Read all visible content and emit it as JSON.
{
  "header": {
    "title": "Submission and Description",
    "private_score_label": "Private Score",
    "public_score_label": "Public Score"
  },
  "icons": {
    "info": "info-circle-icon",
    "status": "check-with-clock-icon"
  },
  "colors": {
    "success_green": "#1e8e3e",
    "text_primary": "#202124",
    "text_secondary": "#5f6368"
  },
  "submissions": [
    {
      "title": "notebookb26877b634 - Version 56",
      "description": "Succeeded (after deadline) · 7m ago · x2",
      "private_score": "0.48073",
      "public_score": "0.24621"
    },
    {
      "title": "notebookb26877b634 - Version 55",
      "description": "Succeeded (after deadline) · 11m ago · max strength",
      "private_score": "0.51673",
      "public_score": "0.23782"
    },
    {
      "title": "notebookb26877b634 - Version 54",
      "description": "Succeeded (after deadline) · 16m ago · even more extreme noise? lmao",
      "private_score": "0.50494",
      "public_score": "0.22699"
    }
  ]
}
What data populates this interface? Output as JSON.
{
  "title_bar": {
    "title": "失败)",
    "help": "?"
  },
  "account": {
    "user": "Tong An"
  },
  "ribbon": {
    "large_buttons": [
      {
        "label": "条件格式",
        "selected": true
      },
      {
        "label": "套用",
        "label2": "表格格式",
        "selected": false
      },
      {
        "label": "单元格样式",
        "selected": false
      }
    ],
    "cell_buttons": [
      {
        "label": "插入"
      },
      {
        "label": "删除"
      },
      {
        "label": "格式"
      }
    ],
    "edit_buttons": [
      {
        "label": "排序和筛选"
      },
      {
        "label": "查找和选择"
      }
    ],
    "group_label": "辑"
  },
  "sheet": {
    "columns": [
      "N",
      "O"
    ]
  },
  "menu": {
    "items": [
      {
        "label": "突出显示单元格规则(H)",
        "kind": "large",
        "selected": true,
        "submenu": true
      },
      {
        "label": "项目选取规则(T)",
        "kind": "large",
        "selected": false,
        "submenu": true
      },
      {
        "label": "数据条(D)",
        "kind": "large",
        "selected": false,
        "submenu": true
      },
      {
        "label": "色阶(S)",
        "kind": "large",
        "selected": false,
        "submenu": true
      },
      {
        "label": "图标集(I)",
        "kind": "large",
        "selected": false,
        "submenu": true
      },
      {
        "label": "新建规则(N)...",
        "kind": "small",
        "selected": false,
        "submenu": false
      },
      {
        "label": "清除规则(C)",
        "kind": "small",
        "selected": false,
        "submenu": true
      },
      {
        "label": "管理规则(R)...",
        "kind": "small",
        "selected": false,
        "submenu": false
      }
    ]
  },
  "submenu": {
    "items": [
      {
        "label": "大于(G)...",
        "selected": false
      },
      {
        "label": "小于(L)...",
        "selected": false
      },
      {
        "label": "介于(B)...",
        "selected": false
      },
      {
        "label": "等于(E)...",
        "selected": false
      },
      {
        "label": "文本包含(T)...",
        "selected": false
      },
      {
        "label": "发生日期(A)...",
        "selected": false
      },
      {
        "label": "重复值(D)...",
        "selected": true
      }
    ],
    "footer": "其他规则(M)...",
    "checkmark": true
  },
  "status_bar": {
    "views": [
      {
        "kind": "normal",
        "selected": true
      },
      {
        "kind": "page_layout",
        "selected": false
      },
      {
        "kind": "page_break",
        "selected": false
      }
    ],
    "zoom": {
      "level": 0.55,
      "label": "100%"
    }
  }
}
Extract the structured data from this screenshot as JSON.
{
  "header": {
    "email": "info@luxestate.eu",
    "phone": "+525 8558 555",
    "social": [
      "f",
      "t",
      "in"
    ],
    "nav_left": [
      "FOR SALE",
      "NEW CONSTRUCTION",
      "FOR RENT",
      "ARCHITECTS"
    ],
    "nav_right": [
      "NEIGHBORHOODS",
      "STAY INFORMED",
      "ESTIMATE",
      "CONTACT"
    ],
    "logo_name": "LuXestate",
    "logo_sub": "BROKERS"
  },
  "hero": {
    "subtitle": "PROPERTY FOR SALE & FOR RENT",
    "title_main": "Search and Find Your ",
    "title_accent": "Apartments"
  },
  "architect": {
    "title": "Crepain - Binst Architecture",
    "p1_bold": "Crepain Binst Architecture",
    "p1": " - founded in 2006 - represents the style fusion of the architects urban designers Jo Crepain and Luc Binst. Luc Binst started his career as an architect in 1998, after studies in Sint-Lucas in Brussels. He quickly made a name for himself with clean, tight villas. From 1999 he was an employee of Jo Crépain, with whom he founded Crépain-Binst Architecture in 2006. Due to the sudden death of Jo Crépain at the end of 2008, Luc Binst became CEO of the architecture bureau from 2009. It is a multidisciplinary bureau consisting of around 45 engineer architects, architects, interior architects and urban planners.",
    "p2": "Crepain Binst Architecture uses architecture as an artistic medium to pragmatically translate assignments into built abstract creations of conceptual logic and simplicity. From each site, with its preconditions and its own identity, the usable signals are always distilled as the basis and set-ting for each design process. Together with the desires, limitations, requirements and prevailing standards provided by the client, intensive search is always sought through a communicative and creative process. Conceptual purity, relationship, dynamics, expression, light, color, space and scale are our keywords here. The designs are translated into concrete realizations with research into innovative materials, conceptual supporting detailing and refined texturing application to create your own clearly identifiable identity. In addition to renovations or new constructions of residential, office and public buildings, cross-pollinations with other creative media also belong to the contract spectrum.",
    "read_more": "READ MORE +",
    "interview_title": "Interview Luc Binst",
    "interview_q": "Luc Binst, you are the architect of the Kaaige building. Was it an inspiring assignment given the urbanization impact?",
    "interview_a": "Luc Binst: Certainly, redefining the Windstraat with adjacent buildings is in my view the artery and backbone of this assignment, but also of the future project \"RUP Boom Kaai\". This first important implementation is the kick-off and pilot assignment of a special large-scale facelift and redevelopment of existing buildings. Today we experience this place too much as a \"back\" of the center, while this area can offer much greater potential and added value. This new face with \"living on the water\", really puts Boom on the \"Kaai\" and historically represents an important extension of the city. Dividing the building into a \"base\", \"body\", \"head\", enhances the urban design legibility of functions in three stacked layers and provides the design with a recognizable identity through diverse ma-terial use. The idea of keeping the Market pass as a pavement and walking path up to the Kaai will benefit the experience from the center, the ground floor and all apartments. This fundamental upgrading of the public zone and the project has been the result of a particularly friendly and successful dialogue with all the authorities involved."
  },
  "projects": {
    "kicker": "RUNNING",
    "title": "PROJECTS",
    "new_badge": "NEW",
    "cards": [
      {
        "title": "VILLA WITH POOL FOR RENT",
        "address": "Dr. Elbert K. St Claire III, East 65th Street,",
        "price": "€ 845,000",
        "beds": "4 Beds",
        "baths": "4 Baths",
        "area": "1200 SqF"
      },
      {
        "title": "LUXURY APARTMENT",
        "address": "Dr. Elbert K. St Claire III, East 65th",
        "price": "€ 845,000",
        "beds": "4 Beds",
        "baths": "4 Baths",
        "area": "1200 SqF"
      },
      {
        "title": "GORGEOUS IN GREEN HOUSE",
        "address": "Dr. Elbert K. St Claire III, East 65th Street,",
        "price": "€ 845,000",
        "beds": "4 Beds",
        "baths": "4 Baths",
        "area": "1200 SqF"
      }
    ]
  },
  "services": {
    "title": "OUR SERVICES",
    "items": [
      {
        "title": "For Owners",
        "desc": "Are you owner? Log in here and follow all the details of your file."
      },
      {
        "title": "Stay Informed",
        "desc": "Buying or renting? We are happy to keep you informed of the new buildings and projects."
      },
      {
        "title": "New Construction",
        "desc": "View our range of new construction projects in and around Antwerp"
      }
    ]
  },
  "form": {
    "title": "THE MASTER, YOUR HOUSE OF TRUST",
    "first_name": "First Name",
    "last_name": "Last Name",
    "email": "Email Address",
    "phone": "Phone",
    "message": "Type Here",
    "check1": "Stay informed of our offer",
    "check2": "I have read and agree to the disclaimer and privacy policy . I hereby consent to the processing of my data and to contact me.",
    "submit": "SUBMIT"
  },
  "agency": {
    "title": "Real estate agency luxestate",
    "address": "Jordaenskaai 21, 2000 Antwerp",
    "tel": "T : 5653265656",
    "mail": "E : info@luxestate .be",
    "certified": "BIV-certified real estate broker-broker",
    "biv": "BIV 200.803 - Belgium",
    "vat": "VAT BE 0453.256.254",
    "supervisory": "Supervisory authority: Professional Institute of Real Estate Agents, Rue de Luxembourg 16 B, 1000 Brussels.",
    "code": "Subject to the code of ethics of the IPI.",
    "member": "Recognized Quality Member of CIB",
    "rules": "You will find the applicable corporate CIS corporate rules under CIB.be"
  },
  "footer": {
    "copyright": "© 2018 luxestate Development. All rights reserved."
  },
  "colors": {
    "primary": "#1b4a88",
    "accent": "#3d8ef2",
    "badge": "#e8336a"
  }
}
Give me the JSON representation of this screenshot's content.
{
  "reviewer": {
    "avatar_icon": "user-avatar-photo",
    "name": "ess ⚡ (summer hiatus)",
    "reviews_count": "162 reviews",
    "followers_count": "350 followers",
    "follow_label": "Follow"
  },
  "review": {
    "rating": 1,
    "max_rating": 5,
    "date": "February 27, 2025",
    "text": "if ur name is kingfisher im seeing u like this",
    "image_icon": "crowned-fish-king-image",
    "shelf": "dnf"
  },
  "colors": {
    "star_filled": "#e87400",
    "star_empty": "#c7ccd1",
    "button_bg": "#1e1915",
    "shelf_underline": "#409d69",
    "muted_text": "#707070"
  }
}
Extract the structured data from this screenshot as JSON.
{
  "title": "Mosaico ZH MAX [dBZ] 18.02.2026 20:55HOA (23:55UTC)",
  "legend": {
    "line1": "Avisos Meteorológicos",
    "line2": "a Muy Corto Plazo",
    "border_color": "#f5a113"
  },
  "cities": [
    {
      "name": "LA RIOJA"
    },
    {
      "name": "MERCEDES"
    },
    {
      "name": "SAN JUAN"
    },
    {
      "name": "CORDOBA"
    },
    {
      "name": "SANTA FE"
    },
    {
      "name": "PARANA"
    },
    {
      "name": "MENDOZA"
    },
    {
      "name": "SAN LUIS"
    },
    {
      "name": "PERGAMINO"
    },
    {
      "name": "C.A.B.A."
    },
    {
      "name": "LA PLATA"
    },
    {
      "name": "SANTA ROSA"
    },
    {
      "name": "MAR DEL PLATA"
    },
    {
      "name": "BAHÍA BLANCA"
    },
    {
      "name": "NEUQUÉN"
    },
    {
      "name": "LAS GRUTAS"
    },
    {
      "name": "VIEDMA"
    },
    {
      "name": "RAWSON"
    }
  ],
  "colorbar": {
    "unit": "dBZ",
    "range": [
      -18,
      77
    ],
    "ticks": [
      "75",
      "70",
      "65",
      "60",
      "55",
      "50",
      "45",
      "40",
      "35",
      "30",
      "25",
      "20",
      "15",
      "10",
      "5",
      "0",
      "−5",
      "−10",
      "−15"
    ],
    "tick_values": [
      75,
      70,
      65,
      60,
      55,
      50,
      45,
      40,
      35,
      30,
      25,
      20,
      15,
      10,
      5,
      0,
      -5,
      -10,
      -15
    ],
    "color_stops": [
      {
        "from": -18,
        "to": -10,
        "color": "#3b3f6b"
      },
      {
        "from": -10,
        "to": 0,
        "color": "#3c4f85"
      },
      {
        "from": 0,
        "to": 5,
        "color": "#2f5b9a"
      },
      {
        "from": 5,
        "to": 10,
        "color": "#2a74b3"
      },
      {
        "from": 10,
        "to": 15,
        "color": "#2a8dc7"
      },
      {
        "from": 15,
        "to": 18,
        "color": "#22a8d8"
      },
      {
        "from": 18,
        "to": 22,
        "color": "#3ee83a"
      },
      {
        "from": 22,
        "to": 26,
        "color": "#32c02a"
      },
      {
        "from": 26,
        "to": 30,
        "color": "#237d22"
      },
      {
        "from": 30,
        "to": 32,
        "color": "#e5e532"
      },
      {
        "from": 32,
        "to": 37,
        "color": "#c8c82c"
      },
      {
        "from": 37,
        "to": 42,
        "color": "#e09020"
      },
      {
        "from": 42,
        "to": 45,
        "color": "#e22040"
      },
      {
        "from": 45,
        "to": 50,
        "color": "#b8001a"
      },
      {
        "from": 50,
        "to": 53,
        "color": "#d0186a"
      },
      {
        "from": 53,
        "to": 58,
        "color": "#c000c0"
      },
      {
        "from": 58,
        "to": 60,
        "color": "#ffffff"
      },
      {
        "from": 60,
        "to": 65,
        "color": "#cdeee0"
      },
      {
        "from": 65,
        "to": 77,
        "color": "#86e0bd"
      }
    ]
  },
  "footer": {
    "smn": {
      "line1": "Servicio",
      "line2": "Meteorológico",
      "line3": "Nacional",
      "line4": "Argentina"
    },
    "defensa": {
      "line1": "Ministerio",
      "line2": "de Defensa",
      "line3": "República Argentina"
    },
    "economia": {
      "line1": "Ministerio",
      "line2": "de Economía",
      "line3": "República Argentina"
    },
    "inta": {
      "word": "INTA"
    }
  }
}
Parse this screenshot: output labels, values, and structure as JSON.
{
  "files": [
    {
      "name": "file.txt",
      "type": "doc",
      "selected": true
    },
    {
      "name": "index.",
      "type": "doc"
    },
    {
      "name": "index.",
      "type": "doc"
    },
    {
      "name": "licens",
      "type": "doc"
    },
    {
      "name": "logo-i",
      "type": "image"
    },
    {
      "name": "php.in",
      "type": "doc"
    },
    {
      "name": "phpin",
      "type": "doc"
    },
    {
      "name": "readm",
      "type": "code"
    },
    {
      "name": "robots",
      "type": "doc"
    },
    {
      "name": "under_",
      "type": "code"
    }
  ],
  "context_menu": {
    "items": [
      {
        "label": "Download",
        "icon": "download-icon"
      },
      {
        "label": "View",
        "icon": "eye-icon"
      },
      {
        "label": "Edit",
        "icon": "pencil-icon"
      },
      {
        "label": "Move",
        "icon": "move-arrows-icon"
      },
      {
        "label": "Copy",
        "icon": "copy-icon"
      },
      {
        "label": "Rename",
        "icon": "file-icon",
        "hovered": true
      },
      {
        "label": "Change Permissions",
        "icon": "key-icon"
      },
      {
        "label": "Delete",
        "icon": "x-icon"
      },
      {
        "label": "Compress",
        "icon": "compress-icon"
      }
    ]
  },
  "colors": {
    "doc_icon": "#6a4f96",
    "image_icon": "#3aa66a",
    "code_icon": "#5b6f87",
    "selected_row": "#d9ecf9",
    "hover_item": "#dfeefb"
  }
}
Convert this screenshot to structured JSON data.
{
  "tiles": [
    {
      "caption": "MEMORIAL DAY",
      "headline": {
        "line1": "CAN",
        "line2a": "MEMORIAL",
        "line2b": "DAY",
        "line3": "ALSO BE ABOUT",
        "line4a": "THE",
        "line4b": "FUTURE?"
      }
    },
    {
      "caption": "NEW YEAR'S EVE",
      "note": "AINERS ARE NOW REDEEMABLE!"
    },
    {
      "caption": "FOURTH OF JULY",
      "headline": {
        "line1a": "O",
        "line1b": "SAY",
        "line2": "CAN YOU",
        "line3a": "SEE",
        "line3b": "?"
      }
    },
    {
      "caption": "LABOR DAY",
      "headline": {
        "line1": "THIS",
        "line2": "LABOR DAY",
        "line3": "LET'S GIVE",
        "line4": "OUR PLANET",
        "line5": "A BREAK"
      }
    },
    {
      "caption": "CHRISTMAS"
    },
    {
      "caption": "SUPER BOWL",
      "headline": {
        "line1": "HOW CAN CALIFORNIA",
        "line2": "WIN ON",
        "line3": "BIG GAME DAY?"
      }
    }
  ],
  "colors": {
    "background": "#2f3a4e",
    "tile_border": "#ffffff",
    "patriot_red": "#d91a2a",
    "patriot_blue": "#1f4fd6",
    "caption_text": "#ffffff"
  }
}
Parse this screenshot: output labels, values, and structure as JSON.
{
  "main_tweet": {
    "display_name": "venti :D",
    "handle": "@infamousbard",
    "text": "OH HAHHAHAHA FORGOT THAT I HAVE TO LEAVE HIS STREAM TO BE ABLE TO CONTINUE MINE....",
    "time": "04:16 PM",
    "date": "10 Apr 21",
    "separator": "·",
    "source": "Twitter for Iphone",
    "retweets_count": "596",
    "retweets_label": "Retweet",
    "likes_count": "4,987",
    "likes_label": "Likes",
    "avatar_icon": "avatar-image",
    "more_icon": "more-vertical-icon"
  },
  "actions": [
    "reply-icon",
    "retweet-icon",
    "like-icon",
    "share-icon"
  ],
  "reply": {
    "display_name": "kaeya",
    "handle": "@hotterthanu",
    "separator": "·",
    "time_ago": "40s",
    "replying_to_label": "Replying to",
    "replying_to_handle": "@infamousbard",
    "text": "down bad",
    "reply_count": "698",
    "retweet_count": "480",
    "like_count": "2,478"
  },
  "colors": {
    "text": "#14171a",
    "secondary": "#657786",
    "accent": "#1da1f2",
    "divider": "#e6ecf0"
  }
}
---
**The task:**
From the entries above, collect every line with the string "deadline" in it.

**Exercise result:**
      "description": "Succeeded (after deadline) · 7m ago · x2",
      "description": "Succeeded (after deadline) · 11m ago · max strength",
      "description": "Succeeded (after deadline) · 16m ago · even more extreme noise? lmao",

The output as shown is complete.